--- DATASET ROWS ---

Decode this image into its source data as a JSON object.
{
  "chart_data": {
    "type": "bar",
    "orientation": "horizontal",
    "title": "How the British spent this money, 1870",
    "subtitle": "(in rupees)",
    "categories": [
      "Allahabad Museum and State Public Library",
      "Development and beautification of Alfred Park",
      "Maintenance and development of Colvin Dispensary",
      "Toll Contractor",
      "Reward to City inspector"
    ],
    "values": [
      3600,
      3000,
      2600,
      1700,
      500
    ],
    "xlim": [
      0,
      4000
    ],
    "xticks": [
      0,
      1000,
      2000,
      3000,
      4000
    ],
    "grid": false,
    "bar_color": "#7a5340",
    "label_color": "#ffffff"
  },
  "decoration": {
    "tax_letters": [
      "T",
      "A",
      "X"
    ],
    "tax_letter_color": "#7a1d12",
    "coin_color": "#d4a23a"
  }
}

---

### YOUR TASK:
Count every line in the data that contains the word "this", then give that count and nothing else.

### WRITTEN ANSWER:
2